[Work to be completed]:
Sort through the data and copy the lines holding the word "selected".

[Supplied records]:
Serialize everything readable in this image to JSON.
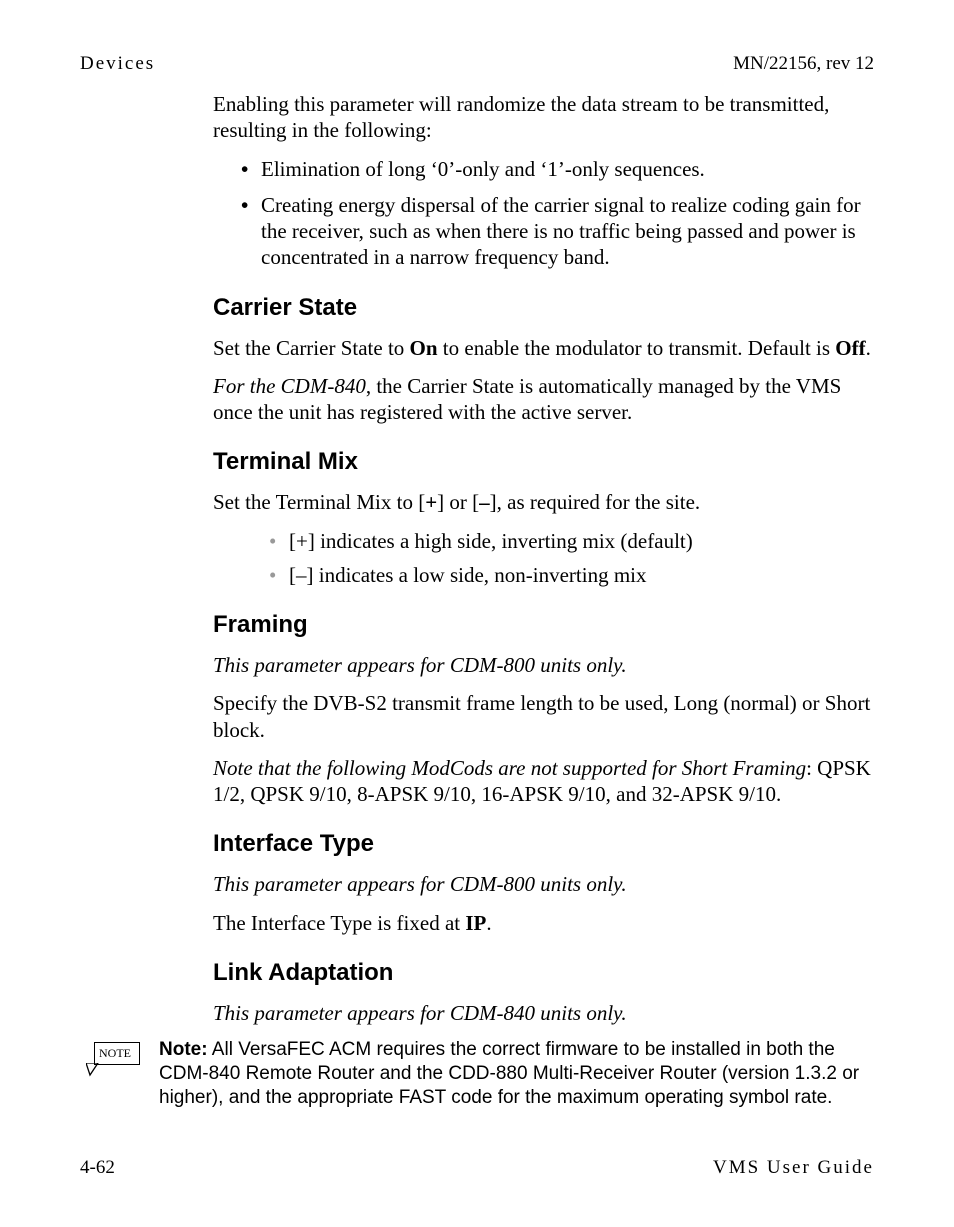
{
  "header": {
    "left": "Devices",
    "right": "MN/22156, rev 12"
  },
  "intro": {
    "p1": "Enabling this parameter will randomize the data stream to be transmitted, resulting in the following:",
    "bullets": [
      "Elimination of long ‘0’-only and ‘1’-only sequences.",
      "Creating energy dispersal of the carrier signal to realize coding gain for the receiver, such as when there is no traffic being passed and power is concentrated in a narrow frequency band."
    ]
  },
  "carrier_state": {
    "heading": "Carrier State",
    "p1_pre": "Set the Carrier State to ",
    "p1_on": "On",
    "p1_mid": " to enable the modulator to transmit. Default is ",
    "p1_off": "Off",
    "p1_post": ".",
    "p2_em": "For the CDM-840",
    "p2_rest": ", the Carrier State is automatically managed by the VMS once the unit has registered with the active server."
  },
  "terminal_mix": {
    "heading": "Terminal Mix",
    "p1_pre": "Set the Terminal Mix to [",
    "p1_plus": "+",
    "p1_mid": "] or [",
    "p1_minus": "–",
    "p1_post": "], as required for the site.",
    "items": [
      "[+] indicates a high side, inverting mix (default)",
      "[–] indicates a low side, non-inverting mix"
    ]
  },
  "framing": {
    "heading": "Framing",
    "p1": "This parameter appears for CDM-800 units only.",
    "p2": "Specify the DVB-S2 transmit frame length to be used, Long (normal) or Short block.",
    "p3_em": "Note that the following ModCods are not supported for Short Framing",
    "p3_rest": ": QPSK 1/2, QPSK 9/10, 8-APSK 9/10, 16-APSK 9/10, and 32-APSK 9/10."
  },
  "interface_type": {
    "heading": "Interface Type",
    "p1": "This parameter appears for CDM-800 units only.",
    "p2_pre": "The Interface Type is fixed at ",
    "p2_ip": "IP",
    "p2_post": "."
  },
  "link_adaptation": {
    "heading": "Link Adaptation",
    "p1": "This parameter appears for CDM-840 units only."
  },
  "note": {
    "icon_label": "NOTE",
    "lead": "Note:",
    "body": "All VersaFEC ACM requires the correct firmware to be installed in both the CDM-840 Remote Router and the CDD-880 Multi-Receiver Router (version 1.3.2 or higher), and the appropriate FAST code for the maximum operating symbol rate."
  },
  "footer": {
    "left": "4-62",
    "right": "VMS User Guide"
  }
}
...
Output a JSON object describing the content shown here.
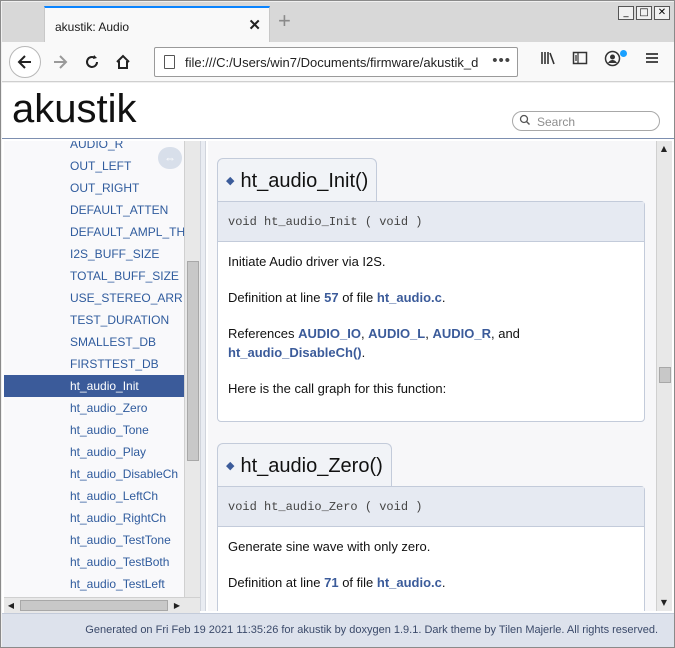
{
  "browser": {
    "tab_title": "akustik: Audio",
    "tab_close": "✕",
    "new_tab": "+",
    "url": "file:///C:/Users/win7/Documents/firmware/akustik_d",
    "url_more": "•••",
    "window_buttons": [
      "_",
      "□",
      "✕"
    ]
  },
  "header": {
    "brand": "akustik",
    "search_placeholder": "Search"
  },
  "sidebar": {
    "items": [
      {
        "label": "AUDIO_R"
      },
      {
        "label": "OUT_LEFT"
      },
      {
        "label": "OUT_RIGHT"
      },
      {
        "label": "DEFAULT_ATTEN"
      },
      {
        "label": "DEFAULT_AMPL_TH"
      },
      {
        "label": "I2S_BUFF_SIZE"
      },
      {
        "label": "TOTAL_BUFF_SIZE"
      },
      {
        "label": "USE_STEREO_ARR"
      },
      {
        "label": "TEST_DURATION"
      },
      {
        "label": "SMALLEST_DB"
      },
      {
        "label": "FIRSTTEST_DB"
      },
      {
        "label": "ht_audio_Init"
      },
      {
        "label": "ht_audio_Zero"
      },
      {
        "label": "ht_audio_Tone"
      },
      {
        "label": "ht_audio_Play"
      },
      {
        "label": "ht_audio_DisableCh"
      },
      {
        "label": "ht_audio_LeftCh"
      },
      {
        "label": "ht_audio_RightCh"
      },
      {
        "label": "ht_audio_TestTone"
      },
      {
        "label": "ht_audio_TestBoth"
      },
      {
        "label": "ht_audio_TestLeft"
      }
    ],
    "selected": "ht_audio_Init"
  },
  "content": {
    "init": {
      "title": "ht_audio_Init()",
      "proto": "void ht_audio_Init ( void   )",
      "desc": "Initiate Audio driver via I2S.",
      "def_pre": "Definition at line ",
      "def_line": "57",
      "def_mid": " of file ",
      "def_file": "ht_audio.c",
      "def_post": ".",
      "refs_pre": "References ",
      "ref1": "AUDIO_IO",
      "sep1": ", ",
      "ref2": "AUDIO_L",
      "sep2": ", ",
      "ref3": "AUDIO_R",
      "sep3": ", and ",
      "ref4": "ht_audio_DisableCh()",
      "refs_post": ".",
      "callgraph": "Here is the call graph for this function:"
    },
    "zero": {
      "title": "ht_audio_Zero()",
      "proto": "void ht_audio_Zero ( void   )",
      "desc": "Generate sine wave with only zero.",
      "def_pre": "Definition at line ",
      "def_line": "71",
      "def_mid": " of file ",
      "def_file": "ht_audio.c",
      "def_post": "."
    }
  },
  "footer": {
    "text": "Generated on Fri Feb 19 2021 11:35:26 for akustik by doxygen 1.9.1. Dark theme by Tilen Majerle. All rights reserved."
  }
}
--
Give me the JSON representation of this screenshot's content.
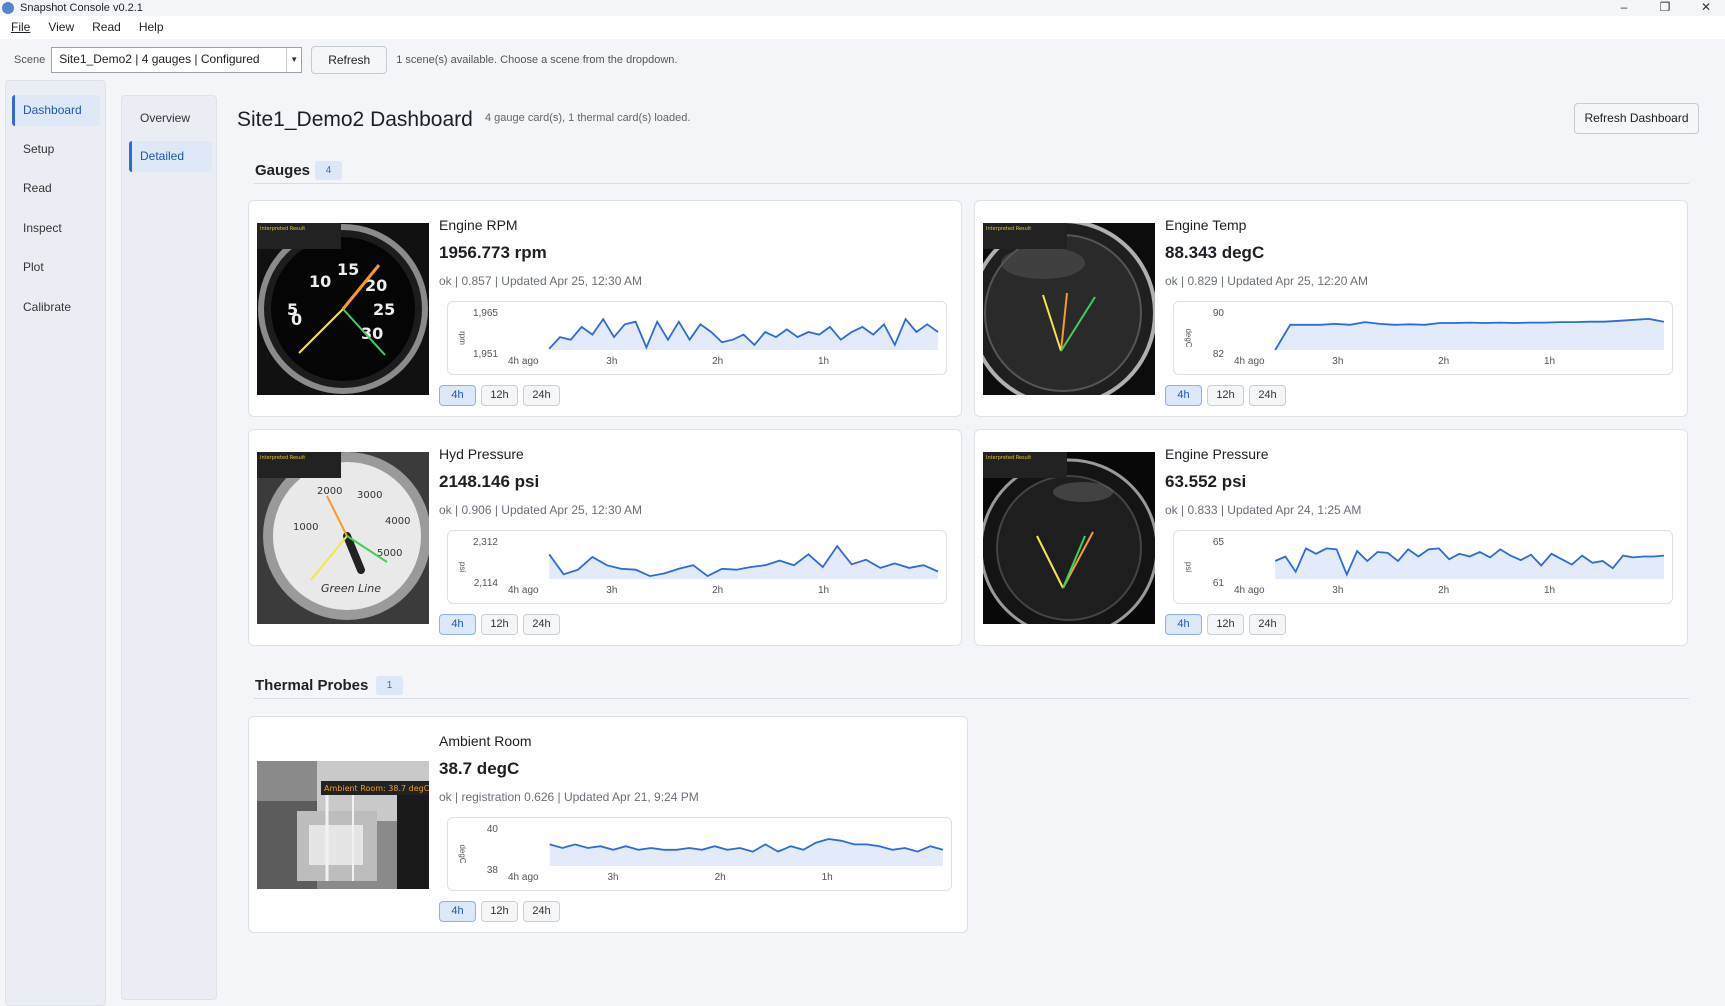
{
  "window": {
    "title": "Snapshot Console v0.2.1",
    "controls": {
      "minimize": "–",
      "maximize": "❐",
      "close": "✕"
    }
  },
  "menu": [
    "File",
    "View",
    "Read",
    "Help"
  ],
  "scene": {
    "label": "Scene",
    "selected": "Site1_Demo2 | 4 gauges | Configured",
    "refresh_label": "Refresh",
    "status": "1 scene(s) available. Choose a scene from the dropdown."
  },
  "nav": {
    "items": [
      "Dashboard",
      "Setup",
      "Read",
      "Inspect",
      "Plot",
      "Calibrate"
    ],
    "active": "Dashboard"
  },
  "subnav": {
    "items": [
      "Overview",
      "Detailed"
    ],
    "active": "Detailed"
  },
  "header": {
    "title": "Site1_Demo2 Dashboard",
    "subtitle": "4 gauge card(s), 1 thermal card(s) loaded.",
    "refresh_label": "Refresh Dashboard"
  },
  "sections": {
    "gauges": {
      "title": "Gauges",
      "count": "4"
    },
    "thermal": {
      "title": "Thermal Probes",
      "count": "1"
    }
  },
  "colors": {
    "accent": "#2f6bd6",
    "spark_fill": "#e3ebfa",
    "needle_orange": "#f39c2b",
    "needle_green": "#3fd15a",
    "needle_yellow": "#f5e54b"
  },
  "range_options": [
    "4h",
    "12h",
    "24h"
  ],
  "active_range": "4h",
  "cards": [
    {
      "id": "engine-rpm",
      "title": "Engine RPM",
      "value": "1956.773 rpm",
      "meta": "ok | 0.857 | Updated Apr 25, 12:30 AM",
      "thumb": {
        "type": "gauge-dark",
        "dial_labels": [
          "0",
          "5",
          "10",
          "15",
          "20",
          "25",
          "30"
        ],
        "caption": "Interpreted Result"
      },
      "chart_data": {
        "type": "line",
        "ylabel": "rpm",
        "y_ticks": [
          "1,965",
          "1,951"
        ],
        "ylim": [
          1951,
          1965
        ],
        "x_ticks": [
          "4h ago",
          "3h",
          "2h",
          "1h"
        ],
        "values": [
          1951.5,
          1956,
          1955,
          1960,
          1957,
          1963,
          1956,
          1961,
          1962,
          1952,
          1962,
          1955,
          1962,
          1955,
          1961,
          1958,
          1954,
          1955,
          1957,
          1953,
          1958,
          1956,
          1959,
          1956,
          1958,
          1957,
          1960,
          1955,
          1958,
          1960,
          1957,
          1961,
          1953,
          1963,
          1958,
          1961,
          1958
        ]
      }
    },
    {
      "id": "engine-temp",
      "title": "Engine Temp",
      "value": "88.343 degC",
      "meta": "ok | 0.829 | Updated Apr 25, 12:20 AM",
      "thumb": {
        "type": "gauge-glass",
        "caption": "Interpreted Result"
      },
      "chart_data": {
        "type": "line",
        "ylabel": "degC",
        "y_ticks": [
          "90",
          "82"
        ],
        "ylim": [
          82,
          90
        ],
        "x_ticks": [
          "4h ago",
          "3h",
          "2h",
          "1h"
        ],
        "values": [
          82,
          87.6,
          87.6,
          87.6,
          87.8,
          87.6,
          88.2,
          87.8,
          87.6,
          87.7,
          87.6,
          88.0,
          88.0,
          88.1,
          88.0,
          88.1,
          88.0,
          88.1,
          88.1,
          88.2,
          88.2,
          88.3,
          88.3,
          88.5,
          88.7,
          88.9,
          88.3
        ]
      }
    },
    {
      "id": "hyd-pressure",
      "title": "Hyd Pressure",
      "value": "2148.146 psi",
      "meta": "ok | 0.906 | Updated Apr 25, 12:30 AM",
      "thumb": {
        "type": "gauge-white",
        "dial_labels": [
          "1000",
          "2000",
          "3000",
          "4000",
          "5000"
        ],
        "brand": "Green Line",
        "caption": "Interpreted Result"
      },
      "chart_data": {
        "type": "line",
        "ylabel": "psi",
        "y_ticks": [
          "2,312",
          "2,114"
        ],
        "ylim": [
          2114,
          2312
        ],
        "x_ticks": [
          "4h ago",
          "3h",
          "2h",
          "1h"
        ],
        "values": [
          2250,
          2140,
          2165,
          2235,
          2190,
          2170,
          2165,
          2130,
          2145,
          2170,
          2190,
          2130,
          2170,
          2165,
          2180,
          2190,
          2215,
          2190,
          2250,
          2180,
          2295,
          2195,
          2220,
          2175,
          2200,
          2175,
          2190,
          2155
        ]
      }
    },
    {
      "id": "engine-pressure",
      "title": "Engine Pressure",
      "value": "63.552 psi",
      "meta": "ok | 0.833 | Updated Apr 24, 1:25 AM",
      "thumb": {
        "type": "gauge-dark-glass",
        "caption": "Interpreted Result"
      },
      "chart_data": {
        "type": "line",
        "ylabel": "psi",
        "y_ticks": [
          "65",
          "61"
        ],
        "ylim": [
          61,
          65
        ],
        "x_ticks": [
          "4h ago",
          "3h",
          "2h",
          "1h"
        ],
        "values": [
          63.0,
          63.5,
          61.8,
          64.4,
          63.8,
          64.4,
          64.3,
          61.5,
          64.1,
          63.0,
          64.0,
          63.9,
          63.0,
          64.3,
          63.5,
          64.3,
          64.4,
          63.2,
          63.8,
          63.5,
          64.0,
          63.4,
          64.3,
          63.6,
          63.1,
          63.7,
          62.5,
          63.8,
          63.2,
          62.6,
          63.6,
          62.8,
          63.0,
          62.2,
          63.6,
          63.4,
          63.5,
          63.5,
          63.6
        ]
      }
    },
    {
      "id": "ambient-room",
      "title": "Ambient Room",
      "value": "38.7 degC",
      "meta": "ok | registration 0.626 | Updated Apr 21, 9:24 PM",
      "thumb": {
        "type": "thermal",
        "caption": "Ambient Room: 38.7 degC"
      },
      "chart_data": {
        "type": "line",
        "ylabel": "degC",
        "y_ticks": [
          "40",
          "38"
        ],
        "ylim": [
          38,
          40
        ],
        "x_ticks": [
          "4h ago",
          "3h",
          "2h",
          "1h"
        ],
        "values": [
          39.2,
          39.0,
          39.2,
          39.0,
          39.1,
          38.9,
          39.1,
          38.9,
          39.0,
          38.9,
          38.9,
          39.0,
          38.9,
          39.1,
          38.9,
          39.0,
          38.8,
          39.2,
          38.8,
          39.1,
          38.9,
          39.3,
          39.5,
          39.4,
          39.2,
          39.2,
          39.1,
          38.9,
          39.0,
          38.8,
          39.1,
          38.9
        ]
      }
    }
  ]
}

[Exercise output]:
    "selected": "ht_audio_Init"
    "selected": "Site1_Demo2 | 4 gauges | Configured",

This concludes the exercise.